↓

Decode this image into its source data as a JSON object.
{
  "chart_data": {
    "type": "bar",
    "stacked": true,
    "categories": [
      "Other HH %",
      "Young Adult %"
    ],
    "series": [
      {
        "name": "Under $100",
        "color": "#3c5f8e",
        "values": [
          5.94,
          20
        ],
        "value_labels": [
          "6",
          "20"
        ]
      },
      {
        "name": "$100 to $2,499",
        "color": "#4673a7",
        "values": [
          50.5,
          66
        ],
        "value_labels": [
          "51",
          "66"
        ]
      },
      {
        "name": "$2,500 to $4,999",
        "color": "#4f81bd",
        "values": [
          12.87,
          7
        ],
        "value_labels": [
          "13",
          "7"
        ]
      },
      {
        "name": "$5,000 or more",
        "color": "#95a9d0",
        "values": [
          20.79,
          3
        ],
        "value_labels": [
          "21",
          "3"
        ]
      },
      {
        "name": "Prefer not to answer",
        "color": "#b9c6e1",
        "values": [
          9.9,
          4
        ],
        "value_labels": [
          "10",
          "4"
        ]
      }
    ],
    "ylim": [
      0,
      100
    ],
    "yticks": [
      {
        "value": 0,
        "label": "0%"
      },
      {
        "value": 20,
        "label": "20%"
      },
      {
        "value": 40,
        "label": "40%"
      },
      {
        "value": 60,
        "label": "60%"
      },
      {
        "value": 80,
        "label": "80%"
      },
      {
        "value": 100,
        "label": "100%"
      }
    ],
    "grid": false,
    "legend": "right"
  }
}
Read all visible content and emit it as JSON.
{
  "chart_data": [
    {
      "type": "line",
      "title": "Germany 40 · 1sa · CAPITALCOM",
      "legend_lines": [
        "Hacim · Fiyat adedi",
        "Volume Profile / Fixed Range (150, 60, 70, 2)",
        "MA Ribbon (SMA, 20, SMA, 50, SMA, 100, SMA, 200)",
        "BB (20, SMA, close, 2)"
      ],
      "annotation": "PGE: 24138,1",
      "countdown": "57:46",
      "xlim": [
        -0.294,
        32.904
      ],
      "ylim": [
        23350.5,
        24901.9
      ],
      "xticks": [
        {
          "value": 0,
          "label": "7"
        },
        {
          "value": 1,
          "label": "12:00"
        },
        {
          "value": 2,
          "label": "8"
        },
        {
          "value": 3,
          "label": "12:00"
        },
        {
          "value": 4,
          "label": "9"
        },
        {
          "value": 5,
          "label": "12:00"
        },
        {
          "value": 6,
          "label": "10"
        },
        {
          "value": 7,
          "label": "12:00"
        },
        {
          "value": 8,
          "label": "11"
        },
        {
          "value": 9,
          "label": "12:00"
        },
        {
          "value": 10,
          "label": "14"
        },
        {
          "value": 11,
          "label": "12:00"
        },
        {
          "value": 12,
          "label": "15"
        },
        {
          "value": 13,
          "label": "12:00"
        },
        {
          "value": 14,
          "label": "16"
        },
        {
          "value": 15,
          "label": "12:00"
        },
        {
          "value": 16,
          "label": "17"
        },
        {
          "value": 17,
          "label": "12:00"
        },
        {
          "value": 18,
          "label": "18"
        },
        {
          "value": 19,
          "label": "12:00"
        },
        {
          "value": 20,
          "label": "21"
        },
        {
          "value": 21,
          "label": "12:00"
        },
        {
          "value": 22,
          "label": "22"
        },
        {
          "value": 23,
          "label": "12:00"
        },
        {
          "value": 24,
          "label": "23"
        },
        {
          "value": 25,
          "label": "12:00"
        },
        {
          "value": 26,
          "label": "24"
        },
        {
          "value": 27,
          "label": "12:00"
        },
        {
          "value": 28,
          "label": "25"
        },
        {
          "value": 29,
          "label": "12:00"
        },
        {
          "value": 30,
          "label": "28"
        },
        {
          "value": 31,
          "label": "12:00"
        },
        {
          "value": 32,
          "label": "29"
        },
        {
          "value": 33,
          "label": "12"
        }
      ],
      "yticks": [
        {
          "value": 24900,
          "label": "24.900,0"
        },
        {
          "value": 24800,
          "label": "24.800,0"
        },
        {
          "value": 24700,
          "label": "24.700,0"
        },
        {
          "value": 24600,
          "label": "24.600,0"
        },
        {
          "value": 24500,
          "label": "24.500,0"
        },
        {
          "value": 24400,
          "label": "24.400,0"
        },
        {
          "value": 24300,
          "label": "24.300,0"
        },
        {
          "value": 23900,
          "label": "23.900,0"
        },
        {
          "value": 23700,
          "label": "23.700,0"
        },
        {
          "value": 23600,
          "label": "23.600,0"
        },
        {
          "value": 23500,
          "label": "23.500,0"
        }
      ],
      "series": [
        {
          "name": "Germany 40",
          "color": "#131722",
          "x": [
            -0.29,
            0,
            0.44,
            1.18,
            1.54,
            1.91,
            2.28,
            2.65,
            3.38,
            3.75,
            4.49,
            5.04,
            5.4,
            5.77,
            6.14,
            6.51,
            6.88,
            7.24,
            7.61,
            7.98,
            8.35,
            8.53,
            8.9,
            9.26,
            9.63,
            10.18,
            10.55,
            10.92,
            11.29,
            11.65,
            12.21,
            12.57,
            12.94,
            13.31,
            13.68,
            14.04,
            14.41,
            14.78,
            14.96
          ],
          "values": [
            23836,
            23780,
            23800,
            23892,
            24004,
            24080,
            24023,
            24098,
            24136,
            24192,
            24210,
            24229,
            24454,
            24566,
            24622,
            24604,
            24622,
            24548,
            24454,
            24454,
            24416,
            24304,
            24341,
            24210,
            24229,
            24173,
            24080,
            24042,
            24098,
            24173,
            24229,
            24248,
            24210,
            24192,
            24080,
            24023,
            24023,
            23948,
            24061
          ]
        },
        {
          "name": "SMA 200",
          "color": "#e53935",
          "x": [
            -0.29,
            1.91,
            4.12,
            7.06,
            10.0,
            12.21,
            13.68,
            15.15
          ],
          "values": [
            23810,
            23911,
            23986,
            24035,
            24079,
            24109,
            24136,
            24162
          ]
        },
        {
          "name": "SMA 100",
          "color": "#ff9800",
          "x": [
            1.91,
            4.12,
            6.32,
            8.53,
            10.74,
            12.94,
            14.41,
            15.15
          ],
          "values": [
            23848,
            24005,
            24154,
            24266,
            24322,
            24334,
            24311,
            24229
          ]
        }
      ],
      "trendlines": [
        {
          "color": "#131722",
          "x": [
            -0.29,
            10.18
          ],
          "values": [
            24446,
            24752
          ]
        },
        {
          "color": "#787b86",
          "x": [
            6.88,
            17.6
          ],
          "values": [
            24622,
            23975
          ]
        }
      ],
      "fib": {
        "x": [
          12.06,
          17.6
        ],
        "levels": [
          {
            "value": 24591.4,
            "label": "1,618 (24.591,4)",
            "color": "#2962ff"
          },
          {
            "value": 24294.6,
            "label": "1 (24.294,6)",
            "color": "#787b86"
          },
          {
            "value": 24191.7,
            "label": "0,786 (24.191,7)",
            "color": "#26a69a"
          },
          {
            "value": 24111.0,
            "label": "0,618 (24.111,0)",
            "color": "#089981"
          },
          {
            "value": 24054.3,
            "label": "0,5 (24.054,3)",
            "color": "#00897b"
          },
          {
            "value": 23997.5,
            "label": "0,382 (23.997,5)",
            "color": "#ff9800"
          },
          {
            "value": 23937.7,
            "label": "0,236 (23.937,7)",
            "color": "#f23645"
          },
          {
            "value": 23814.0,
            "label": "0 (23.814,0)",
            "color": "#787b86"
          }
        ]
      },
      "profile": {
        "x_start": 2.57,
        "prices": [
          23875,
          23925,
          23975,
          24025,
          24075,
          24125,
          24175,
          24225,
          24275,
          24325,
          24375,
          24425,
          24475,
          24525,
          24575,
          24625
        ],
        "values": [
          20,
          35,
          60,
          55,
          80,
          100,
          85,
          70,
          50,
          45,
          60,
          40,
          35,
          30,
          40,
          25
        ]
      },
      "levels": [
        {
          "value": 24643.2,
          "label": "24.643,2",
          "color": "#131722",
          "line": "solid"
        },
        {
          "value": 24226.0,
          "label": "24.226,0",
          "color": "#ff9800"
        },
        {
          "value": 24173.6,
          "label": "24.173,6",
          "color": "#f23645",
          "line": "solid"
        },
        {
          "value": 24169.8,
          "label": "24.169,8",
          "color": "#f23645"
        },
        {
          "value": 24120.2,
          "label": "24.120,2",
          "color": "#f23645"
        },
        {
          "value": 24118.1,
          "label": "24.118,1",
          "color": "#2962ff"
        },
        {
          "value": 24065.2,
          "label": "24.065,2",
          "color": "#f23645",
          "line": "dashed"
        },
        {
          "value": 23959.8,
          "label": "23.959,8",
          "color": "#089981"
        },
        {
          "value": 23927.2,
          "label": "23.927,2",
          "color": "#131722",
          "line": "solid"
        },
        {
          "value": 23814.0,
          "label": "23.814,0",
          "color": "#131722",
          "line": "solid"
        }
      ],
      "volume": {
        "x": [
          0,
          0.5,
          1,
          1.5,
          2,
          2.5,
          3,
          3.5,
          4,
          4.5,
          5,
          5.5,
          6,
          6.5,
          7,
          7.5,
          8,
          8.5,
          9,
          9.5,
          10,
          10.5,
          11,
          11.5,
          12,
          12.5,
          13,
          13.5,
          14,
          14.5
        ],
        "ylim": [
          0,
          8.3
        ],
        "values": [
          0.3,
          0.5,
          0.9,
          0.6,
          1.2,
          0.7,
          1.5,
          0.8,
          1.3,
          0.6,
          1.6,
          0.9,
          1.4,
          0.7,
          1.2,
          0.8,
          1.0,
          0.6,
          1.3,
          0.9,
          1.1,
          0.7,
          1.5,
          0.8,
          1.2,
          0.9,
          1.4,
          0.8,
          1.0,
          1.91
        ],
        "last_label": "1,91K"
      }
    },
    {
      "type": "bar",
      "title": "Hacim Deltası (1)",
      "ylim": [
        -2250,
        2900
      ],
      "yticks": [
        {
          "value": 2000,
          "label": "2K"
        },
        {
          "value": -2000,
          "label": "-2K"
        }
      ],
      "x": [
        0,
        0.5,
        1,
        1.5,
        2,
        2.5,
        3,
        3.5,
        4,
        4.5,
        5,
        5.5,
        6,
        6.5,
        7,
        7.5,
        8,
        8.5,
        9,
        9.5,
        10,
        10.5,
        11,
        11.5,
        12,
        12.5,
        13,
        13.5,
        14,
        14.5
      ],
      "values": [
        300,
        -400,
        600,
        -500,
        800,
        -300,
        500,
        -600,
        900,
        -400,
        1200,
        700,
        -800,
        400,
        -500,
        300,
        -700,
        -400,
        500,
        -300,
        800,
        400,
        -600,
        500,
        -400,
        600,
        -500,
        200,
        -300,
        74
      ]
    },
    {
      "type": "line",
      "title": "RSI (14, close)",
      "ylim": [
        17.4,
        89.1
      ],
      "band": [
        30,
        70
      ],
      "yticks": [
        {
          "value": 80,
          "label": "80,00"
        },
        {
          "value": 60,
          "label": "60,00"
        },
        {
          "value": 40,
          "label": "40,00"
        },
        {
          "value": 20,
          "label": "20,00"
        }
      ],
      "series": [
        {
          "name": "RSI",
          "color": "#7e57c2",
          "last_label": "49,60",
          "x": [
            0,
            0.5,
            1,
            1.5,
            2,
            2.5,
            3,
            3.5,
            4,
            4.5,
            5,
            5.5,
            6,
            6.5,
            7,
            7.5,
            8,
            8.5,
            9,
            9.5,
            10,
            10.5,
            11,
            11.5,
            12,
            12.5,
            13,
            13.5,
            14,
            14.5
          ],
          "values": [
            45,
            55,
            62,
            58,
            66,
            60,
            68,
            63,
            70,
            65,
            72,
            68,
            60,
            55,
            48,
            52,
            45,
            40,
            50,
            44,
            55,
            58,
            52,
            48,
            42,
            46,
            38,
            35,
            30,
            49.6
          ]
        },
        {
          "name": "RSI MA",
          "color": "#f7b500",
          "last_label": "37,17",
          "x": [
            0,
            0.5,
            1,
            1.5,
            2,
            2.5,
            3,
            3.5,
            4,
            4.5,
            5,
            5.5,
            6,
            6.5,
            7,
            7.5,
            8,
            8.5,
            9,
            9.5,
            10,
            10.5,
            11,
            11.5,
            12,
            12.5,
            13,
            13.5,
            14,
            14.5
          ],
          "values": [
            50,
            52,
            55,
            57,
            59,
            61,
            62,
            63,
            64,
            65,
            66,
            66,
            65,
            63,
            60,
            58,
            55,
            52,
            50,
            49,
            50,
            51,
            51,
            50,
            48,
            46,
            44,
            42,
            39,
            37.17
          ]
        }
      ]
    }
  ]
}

↑

Where a line holds "JSON", copy that line.

SOLUTION FOR THIS TASK =>
Decode this image into its source data as a JSON object.
Read all visible content and emit it as JSON.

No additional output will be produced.